What you should do
Find the string "xlsx" in the entries and copy each line that has it.

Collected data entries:
━━━━━━━━
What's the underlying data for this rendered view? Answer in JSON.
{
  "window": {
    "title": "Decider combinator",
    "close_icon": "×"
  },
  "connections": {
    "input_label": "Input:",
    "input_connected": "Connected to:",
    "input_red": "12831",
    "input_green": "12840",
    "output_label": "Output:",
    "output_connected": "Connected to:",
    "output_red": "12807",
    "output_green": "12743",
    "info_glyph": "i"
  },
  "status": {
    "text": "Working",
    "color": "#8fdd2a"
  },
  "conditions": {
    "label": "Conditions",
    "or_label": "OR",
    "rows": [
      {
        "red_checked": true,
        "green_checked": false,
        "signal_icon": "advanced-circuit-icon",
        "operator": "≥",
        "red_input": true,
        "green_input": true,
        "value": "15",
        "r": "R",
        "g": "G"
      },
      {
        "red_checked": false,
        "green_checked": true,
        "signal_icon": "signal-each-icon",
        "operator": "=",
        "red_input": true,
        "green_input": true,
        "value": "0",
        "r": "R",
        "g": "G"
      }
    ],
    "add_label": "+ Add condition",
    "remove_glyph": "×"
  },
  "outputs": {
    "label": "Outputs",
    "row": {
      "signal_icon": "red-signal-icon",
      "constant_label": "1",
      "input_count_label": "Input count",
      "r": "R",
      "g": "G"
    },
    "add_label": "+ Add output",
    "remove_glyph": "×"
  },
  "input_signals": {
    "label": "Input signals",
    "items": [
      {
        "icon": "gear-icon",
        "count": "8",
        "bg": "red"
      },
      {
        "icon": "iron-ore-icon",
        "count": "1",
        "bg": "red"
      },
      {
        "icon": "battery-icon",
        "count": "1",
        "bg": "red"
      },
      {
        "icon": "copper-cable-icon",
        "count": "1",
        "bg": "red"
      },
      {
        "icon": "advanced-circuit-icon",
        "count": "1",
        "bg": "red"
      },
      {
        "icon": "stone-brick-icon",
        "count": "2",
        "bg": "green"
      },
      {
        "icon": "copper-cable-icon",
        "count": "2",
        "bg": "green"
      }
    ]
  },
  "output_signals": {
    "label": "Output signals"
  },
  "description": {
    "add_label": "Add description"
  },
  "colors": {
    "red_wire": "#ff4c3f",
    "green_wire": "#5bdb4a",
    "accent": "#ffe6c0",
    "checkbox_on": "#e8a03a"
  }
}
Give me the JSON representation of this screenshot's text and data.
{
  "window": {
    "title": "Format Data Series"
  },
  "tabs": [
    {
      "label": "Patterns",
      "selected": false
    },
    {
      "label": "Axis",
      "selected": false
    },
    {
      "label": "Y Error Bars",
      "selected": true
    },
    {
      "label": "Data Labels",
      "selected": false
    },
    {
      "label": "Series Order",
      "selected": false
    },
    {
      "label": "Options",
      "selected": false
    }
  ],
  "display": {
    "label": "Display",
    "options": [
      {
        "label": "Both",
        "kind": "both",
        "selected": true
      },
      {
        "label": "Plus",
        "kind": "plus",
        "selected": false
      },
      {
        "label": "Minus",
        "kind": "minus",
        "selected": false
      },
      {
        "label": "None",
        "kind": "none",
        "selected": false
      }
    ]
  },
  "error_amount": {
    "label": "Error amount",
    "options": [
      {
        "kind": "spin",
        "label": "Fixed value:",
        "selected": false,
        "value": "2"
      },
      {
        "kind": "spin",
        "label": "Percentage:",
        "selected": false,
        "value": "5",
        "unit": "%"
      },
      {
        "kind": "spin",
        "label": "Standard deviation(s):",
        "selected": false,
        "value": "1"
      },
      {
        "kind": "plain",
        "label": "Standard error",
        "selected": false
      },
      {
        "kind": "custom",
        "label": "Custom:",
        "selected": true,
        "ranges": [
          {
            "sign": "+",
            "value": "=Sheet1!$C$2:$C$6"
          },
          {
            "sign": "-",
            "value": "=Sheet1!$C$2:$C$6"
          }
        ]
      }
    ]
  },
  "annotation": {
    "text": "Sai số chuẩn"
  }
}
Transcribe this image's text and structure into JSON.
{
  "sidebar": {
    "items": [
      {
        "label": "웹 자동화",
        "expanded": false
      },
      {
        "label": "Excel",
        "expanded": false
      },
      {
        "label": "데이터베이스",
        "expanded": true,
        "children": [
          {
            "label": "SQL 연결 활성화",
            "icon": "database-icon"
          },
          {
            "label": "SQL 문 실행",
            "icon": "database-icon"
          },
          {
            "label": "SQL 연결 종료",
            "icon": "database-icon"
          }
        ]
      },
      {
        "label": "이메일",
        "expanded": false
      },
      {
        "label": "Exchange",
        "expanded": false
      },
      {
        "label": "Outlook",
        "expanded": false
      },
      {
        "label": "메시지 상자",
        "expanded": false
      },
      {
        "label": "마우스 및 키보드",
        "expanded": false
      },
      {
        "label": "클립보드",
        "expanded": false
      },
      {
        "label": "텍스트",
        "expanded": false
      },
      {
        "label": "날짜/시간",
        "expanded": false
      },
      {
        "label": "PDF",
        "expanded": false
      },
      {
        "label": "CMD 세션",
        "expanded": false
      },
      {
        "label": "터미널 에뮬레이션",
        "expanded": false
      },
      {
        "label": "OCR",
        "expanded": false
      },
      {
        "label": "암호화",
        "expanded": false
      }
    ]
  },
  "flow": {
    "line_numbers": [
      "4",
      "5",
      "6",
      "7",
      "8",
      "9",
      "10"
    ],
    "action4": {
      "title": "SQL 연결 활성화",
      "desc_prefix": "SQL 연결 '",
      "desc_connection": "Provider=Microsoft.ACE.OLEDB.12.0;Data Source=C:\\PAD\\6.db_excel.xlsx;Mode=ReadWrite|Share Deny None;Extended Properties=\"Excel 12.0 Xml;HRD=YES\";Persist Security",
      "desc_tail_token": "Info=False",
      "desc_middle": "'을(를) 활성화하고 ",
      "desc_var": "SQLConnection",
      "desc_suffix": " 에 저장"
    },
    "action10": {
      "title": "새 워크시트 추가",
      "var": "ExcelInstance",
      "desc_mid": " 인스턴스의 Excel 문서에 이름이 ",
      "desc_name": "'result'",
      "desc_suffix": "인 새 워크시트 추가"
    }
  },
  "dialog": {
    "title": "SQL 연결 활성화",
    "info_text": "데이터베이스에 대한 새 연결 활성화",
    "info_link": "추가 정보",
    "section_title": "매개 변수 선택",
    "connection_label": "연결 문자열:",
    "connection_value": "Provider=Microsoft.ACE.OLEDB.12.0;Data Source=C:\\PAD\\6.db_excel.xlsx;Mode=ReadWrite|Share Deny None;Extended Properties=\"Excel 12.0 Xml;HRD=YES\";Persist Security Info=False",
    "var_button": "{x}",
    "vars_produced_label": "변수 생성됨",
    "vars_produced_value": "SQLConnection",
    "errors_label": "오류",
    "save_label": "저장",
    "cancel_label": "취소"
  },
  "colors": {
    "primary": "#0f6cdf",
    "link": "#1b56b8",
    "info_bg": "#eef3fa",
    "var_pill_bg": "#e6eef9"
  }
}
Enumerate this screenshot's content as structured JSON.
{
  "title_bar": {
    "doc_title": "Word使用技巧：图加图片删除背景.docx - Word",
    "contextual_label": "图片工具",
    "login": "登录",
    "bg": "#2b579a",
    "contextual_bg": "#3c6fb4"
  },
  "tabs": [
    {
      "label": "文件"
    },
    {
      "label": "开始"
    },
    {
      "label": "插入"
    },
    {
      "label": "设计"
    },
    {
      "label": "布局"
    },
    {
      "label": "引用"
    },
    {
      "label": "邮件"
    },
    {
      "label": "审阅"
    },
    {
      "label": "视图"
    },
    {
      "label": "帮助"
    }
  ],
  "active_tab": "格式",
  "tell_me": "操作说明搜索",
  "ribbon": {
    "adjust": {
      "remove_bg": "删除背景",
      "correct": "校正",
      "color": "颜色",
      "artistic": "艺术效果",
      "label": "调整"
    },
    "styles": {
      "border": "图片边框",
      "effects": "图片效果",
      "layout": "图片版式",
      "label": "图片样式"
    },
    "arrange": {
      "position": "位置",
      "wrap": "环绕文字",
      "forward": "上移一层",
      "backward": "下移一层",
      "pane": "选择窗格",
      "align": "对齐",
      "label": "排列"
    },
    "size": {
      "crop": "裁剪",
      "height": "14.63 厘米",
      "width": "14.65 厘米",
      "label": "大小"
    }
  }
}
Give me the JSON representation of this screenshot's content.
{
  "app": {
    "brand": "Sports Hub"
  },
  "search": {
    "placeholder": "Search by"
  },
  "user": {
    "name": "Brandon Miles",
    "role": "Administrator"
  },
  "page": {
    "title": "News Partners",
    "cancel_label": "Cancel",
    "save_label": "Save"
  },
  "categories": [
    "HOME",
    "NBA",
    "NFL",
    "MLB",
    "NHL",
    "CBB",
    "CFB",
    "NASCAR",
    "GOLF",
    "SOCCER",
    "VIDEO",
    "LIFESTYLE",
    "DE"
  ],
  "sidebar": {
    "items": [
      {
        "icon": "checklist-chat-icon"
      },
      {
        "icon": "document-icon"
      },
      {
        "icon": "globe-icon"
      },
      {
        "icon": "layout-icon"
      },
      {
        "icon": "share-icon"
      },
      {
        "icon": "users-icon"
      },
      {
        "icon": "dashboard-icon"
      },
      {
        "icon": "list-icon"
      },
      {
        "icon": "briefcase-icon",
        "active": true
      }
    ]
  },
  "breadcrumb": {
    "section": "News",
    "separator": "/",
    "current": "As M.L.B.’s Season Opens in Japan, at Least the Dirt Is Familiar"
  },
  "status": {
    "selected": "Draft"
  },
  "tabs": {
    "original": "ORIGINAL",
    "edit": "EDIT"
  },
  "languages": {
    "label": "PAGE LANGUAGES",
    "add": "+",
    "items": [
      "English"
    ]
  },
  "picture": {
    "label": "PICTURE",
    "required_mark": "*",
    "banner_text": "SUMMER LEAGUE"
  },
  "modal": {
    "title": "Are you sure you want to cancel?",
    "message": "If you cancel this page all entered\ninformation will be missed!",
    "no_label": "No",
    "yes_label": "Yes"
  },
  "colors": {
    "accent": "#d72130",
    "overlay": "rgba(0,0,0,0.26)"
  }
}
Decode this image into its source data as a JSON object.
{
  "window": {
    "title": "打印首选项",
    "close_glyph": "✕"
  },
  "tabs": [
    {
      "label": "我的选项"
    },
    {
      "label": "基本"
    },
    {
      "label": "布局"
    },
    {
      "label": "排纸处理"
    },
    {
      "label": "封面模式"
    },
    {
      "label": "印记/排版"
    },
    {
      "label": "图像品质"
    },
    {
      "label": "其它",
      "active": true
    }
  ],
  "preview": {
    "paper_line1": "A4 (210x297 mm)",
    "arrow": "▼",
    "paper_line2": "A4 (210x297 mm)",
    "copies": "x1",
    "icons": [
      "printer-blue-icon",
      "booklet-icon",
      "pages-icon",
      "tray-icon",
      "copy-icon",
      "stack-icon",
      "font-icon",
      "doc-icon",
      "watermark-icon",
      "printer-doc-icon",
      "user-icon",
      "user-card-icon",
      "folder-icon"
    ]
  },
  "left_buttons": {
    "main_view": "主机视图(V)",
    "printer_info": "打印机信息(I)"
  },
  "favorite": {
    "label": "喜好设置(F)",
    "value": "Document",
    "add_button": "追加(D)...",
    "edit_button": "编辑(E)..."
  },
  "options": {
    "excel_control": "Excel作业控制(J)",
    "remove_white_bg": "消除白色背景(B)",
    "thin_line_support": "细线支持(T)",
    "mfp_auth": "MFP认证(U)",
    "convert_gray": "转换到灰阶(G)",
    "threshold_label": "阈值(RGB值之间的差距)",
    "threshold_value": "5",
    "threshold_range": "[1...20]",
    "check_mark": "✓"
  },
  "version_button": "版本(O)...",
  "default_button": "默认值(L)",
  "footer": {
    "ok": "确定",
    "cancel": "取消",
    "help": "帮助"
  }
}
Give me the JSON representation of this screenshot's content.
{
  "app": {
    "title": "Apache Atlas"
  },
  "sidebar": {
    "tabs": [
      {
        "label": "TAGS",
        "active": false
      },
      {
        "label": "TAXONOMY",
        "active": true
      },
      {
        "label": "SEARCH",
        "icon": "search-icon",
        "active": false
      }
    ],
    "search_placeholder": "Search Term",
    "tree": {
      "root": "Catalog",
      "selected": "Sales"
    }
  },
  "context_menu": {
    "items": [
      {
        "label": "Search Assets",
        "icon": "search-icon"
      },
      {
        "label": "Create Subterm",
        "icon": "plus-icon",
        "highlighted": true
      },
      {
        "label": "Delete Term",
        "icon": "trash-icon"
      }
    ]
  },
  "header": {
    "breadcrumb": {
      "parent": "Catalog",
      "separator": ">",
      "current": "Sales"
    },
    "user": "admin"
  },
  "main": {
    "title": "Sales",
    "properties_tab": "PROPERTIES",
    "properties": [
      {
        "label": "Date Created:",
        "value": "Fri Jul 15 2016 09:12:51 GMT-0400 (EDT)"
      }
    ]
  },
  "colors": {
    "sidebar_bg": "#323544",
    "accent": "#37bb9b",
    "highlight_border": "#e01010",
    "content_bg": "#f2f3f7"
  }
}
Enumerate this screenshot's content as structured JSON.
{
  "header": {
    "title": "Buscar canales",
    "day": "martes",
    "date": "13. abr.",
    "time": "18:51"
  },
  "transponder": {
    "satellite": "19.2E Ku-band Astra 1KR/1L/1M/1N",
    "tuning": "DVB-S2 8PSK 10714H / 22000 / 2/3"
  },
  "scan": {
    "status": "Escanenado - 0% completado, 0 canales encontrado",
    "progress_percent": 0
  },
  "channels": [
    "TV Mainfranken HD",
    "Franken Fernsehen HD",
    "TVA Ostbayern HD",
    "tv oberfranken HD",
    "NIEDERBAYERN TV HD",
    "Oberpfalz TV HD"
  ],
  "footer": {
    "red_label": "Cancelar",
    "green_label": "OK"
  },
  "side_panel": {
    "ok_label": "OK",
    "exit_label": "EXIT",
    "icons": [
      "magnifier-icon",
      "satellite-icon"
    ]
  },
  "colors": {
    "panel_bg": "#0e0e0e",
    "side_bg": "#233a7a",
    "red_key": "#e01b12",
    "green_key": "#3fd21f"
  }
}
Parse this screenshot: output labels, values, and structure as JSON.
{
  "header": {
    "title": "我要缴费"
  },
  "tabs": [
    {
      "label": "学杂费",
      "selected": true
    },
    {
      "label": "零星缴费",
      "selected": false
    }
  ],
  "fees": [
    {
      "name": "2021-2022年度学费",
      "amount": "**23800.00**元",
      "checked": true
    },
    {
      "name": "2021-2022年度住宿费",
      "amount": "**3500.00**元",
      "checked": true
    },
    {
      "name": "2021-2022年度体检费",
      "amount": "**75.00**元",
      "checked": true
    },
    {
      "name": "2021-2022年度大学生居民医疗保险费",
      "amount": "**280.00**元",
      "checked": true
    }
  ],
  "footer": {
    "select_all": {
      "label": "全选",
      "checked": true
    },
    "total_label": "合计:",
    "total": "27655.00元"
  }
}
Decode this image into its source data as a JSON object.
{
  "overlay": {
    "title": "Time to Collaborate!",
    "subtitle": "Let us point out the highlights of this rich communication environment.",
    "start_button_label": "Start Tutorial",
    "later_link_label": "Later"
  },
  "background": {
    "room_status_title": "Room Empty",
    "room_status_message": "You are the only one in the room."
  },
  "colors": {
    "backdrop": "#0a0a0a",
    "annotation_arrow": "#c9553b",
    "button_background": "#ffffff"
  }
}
━━━━━━━━
Result of this task
      "desc_connection": "Provider=Microsoft.ACE.OLEDB.12.0;Data Source=C:\\PAD\\6.db_excel.xlsx;Mode=ReadWrite|Share Deny None;Extended Properties=\"Excel 12.0 Xml;HRD=YES\";Persist Security",
    "connection_value": "Provider=Microsoft.ACE.OLEDB.12.0;Data Source=C:\\PAD\\6.db_excel.xlsx;Mode=ReadWrite|Share Deny None;Extended Properties=\"Excel 12.0 Xml;HRD=YES\";Persist Security Info=False",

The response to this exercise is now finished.